Begin Records shown

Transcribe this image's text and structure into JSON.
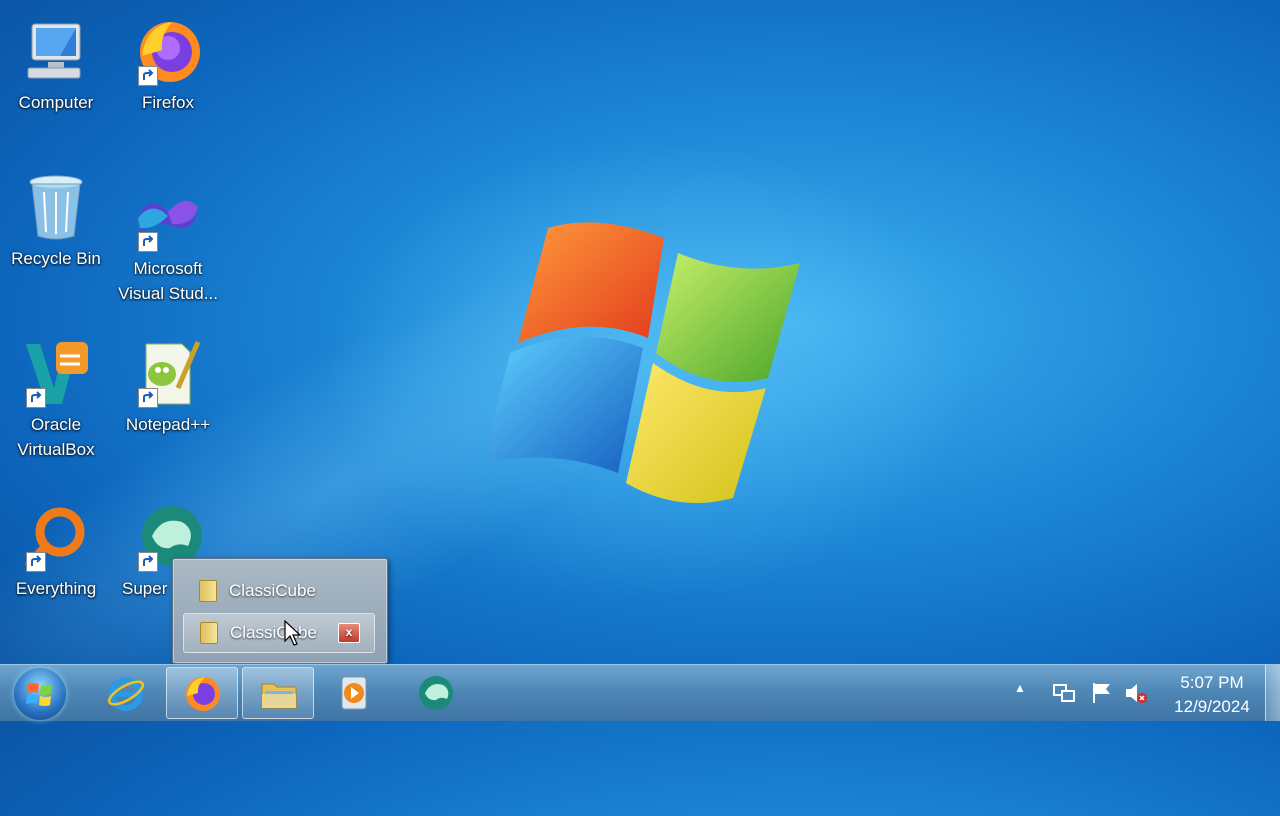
{
  "desktop": {
    "icons": [
      {
        "label_1": "Computer",
        "label_2": ""
      },
      {
        "label_1": "Firefox",
        "label_2": ""
      },
      {
        "label_1": "Recycle Bin",
        "label_2": ""
      },
      {
        "label_1": "Microsoft",
        "label_2": "Visual Stud..."
      },
      {
        "label_1": "Oracle",
        "label_2": "VirtualBox"
      },
      {
        "label_1": "Notepad++",
        "label_2": ""
      },
      {
        "label_1": "Everything",
        "label_2": ""
      },
      {
        "label_1": "Super",
        "label_2": ""
      }
    ]
  },
  "jumplist": {
    "items": [
      {
        "label": "ClassiCube",
        "icon": "folder-icon"
      },
      {
        "label": "ClassiCube",
        "icon": "folder-icon",
        "close_label": "x"
      }
    ]
  },
  "taskbar": {
    "pinned": [
      {
        "name": "internet-explorer",
        "active": false
      },
      {
        "name": "firefox",
        "active": true
      },
      {
        "name": "file-explorer",
        "active": true
      },
      {
        "name": "media-player",
        "active": false
      },
      {
        "name": "supercopier",
        "active": false
      }
    ],
    "tray": {
      "show_hidden": "▲",
      "icons": [
        "network-icon",
        "action-center-flag-icon",
        "volume-muted-icon"
      ]
    },
    "clock": {
      "time": "5:07 PM",
      "date": "12/9/2024"
    }
  },
  "colors": {
    "taskbar": "#4f87b7",
    "desktop_accent": "#1e8ad8"
  }
}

End Records shown

- _Aim of the task_
Leave the images out and output the remaining material exactly as it stands.

- _Result_
Transcribe this image's text and structure into JSON.
{
  "desktop": {
    "icons": [
      {
        "label_1": "Computer",
        "label_2": ""
      },
      {
        "label_1": "Firefox",
        "label_2": ""
      },
      {
        "label_1": "Recycle Bin",
        "label_2": ""
      },
      {
        "label_1": "Microsoft",
        "label_2": "Visual Stud..."
      },
      {
        "label_1": "Oracle",
        "label_2": "VirtualBox"
      },
      {
        "label_1": "Notepad++",
        "label_2": ""
      },
      {
        "label_1": "Everything",
        "label_2": ""
      },
      {
        "label_1": "Super",
        "label_2": ""
      }
    ]
  },
  "jumplist": {
    "items": [
      {
        "label": "ClassiCube",
        "icon": "folder-icon"
      },
      {
        "label": "ClassiCube",
        "icon": "folder-icon",
        "close_label": "x"
      }
    ]
  },
  "taskbar": {
    "pinned": [
      {
        "name": "internet-explorer",
        "active": false
      },
      {
        "name": "firefox",
        "active": true
      },
      {
        "name": "file-explorer",
        "active": true
      },
      {
        "name": "media-player",
        "active": false
      },
      {
        "name": "supercopier",
        "active": false
      }
    ],
    "tray": {
      "show_hidden": "▲",
      "icons": [
        "network-icon",
        "action-center-flag-icon",
        "volume-muted-icon"
      ]
    },
    "clock": {
      "time": "5:07 PM",
      "date": "12/9/2024"
    }
  },
  "colors": {
    "taskbar": "#4f87b7",
    "desktop_accent": "#1e8ad8"
  }
}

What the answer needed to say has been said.